## TESTO PROPOSTO
La mia recensione a Stryx, di Connie Furnari

17380942_anteprima-stryx-il-marchio-della-strega-di-connie-furnari-1Caro Visitatore,

oggi, prima di presentarti la recensione al romanzo Stryx. Il marchio della strega, di Connie Furnari, sono doverose due premesse.

La prima è che sono sempre più convinto che nel mare magnum di fantasy scritti da esordienti sia necessario che un romanzo di fantasia sia originale e accattivante, per poter piacere e per non scadere nel banale. La seconda è che non sono un amante di fantasy, ma se sto oggi scrivendo la recensione a questo romanzo, vuole dire che esso ha catturato tutta la mia attenzione.

Sono due  premesse doverose per poter rinforzare in partenza ciò che dirò di positivo di questo testo.

## ELENCO DATI
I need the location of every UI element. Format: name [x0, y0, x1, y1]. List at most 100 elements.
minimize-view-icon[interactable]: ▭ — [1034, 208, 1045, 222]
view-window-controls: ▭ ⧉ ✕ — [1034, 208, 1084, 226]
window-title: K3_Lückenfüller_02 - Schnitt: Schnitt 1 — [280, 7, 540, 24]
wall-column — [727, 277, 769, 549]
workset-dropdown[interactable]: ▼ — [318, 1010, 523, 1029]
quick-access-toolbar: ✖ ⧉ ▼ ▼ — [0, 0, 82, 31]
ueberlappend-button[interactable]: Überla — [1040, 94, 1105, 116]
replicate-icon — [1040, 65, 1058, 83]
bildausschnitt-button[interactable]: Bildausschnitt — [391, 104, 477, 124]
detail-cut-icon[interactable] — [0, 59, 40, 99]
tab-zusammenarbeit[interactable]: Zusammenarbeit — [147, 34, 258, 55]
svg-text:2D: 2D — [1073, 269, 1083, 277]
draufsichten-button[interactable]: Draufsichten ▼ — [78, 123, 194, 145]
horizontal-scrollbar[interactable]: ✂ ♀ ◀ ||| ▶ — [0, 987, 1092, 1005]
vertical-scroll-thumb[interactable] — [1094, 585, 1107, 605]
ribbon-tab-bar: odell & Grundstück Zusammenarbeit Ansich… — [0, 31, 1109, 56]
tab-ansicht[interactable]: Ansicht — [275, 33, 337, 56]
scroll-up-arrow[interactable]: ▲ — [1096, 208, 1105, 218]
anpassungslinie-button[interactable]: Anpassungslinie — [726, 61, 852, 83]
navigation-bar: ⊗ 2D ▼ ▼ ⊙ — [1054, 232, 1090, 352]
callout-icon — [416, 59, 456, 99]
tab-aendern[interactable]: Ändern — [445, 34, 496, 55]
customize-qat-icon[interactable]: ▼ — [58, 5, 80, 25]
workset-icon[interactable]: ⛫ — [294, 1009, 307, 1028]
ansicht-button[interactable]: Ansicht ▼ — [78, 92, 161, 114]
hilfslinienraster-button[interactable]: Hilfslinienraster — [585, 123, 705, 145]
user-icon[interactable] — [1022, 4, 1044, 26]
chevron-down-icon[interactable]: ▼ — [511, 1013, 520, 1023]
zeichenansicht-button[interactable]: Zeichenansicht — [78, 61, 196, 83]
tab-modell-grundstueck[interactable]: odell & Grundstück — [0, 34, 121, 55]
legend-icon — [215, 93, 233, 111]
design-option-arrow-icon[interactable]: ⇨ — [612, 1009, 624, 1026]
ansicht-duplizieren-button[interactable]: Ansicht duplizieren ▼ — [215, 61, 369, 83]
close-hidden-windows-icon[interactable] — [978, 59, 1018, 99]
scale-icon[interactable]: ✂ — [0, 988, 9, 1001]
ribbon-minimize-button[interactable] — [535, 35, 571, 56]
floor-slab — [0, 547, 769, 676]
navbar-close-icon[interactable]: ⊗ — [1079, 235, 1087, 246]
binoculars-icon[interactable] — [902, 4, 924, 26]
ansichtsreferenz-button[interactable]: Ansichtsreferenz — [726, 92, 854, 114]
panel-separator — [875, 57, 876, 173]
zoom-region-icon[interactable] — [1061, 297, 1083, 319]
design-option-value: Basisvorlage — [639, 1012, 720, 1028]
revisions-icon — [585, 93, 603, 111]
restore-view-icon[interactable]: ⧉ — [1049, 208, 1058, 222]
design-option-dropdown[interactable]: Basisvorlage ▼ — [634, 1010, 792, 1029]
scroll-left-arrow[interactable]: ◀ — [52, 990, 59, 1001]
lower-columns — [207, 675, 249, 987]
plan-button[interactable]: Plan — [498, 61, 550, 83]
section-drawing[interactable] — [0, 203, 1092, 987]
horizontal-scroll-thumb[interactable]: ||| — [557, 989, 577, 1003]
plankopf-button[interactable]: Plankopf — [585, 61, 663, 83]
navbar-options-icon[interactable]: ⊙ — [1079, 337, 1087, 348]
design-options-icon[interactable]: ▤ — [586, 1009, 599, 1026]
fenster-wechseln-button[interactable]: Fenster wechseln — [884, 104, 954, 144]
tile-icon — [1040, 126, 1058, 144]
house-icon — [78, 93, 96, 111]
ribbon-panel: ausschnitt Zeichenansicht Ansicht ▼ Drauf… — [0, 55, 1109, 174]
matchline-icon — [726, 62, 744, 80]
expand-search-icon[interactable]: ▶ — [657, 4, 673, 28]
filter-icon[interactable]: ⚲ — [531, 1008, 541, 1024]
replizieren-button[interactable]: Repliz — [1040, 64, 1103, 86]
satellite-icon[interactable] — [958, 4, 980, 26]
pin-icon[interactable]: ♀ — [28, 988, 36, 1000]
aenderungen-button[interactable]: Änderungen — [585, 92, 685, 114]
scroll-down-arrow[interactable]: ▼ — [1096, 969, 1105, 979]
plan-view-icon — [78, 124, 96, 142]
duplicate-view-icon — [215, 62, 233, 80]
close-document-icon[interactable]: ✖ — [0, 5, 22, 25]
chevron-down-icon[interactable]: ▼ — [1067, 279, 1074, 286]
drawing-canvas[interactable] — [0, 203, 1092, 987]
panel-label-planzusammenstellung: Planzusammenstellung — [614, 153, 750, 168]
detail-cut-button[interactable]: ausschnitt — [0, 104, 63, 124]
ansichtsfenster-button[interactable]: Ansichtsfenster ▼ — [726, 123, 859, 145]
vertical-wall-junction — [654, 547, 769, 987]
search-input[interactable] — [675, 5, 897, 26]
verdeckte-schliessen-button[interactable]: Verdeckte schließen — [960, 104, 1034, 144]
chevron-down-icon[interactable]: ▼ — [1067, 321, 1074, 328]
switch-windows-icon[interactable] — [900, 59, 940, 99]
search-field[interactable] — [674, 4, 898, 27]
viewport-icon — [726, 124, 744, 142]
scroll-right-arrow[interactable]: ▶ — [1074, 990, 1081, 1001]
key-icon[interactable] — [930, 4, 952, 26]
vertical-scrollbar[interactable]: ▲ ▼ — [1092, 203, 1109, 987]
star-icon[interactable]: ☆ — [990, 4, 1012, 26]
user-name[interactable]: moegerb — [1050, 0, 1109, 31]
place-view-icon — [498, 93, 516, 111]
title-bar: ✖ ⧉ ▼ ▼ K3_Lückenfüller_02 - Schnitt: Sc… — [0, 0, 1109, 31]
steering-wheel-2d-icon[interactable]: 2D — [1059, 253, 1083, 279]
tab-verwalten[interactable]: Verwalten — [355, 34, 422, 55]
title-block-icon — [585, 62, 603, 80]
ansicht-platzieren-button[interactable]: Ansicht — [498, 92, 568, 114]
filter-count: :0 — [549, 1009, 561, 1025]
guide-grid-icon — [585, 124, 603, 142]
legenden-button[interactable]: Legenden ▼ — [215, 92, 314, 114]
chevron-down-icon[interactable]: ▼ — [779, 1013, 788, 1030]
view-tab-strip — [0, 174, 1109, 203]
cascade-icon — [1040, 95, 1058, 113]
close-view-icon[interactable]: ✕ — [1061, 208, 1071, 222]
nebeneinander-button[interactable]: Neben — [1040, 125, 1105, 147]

## CONSEGNA 1
Trascrivi il brano della recensione di Stryx che si apre con le parole contenenti "La prima è che" e si chiude con "la mia attenzione.".
## CONSEGNA 2
In base alla recensione di Stryx, stabilisci se le affermazioni seguenti sono vere. Rispondi sì o no a ciascuna e cita le parole del testo che lo dimostrano.
(a) Chi scrive si dichiara un amante del fantasy.
(b) Le premesse annunciate prima della recensione sono due.
(c) Il romanzo ha catturato l'attenzione di chi scrive.
## CONSEGNA 3
Scrivi il seguito della recensione di Stryx a partire dall'ultima frase riportata.

## RISPOSTA 1
La prima è che sono sempre più convinto che nel mare magnum di fantasy scritti da esordienti sia necessario che un romanzo di fantasia sia originale e accattivante, per poter piacere e per non scadere nel banale. La seconda è che non sono un amante di fantasy, ma se sto oggi scrivendo la recensione a questo romanzo, vuole dire che esso ha catturato tutta la mia attenzione.

## RISPOSTA 2
(a) No: "non sono un amante di fantasy".
(b) Sì: "sono doverose due premesse".
(c) Sì: "vuole dire che esso ha catturato tutta la mia attenzione".

## RISPOSTA 3
Un po’ di sinossi. Dopo aver vissuto in Inghilterra, Sarah, una potente strega, torna a Salem decisa a ricominciare una nuova vita senza la magia. Inaspettatamente, giunge la sorella minore, Susan, strega intrigante e perversa che ha scelto di passare al lato oscuro per la sete di potere, determinata a sconvolgere l’esistenza di Sarah e degli ignari studenti del liceo di Salem. La vita scolastica si rivela fin da subito molto più dura del previsto. L’unico apparentemente interessato a conoscerla è un giovane dai grandi occhi grigioazzurro, Scott, il solo ad essere in grado di risvegliare in lei antichi sentimenti che credeva ormai essere assopiti. Ma Salem ben presto comincerà ad essere sconvolta da numerosi delitti inspiegabili, il cui unico filo conduttore sarà un marchio a forma di “S” posto sulle vittime. Le strade della cittadina diventano pericolose trappole mortali, e a Sarah non resterà altro che affrontare il suo oscuro passato per poter salvare le altre giovani streghe e se stessa.

Mi è capitato tra le mani dopo un contatto da parte di Connie, avvenuto tramite mail. L’ho tenuto per qualche settimana nel kobo, per poterlo leggere non appena avessi avuto tempo.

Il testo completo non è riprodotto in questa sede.